Tell how many lines in the data below hold the string "meis"; give nothing but the number.

----

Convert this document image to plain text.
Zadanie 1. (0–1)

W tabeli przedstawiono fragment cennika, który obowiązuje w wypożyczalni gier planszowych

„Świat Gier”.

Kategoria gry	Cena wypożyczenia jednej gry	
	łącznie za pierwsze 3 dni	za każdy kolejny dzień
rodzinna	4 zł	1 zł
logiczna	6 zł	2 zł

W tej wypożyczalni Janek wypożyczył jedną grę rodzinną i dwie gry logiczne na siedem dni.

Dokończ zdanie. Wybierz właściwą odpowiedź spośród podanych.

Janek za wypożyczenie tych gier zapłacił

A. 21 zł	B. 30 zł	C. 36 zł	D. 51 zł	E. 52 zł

----

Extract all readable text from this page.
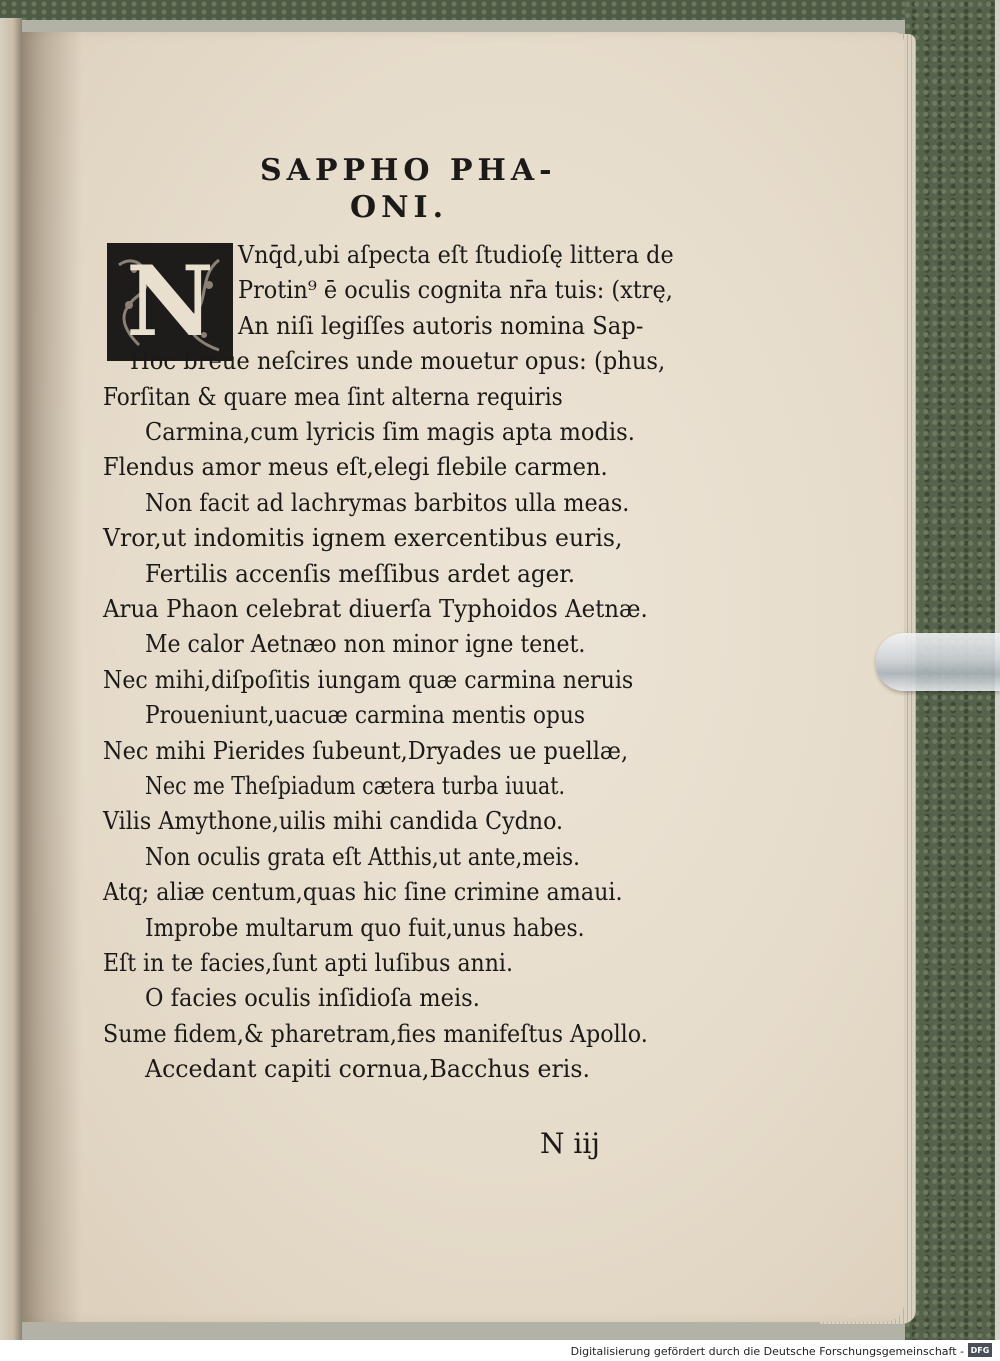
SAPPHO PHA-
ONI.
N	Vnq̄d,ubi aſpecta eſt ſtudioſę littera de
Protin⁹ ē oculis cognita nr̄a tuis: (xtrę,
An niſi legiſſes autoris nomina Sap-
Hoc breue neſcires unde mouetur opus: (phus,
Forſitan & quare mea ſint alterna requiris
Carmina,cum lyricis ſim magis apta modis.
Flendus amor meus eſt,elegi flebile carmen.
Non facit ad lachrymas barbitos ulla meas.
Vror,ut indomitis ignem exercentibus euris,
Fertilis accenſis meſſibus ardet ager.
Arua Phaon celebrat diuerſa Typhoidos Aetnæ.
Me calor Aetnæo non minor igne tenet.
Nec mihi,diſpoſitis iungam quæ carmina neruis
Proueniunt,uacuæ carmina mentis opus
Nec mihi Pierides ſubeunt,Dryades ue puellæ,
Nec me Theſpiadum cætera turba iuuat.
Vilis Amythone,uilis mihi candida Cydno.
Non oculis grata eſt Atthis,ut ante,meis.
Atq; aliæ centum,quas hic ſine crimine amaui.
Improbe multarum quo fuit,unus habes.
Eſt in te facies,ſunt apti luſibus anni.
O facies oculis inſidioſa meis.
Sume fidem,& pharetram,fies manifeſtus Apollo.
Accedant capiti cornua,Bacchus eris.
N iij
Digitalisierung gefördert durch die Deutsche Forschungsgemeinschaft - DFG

----

**ANSWER TO THIS TASK**
2